PROBLEM REQUIREMENTS
Set down every entry word for word. Omit the pictures.

PROVIDED RECORDS
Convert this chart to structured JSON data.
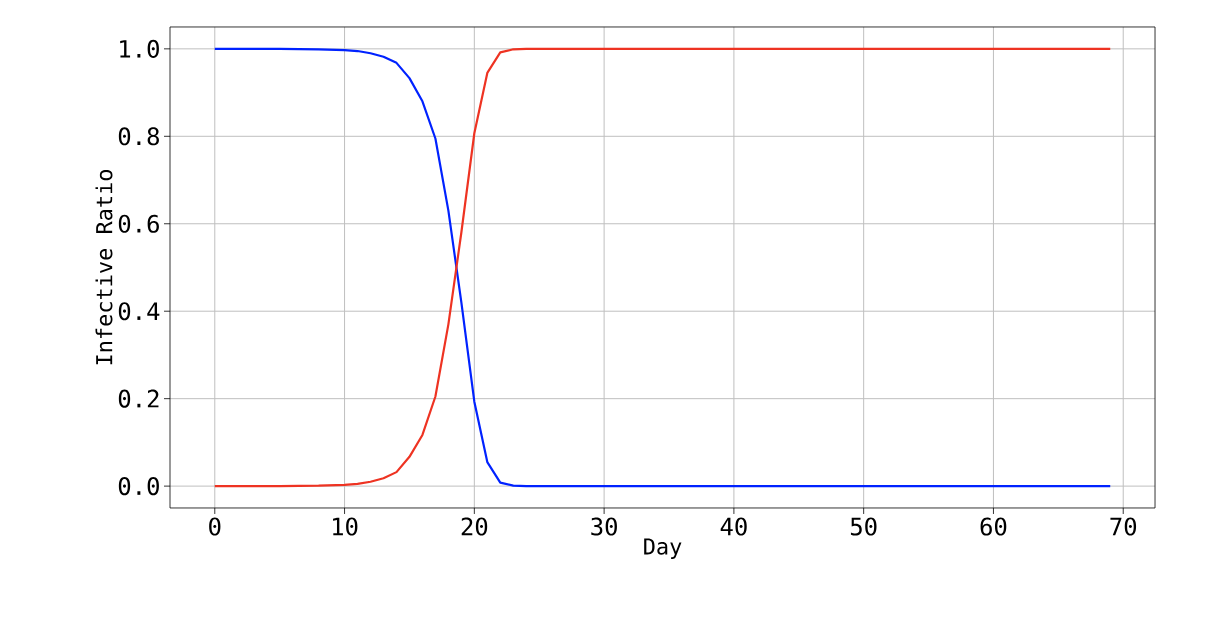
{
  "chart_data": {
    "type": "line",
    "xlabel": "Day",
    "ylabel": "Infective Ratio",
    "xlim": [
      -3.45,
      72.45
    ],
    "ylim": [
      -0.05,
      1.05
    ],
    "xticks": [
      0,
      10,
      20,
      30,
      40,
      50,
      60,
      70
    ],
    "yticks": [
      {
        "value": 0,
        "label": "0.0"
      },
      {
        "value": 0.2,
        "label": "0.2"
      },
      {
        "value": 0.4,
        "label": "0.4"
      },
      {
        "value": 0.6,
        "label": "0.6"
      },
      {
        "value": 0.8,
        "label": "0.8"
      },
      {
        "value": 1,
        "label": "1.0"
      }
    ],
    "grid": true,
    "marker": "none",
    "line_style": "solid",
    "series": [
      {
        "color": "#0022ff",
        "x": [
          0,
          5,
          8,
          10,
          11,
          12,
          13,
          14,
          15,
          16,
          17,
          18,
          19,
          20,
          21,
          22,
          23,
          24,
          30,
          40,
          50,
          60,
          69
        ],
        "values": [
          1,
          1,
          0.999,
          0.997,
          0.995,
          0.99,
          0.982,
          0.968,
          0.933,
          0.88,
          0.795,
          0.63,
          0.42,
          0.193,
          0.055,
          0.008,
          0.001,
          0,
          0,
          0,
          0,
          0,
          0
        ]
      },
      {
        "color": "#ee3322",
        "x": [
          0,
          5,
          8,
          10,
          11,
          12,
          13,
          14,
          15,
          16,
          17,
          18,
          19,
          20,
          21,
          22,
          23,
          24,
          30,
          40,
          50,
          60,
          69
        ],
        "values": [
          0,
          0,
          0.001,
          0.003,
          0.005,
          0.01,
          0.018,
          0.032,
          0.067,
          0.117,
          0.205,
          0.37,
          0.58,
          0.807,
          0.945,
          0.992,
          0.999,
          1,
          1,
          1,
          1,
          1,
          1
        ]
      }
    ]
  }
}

WRITTEN SOLUTION
Convert this chart to structured JSON data.
{
  "chart_data": {
    "type": "line",
    "xlabel": "Day",
    "ylabel": "Infective Ratio",
    "xlim": [
      -3.45,
      72.45
    ],
    "ylim": [
      -0.05,
      1.05
    ],
    "xticks": [
      0,
      10,
      20,
      30,
      40,
      50,
      60,
      70
    ],
    "yticks": [
      {
        "value": 0,
        "label": "0.0"
      },
      {
        "value": 0.2,
        "label": "0.2"
      },
      {
        "value": 0.4,
        "label": "0.4"
      },
      {
        "value": 0.6,
        "label": "0.6"
      },
      {
        "value": 0.8,
        "label": "0.8"
      },
      {
        "value": 1,
        "label": "1.0"
      }
    ],
    "grid": true,
    "marker": "none",
    "line_style": "solid",
    "series": [
      {
        "color": "#0022ff",
        "x": [
          0,
          5,
          8,
          10,
          11,
          12,
          13,
          14,
          15,
          16,
          17,
          18,
          19,
          20,
          21,
          22,
          23,
          24,
          30,
          40,
          50,
          60,
          69
        ],
        "values": [
          1,
          1,
          0.999,
          0.997,
          0.995,
          0.99,
          0.982,
          0.968,
          0.933,
          0.88,
          0.795,
          0.63,
          0.42,
          0.193,
          0.055,
          0.008,
          0.001,
          0,
          0,
          0,
          0,
          0,
          0
        ]
      },
      {
        "color": "#ee3322",
        "x": [
          0,
          5,
          8,
          10,
          11,
          12,
          13,
          14,
          15,
          16,
          17,
          18,
          19,
          20,
          21,
          22,
          23,
          24,
          30,
          40,
          50,
          60,
          69
        ],
        "values": [
          0,
          0,
          0.001,
          0.003,
          0.005,
          0.01,
          0.018,
          0.032,
          0.067,
          0.117,
          0.205,
          0.37,
          0.58,
          0.807,
          0.945,
          0.992,
          0.999,
          1,
          1,
          1,
          1,
          1,
          1
        ]
      }
    ]
  }
}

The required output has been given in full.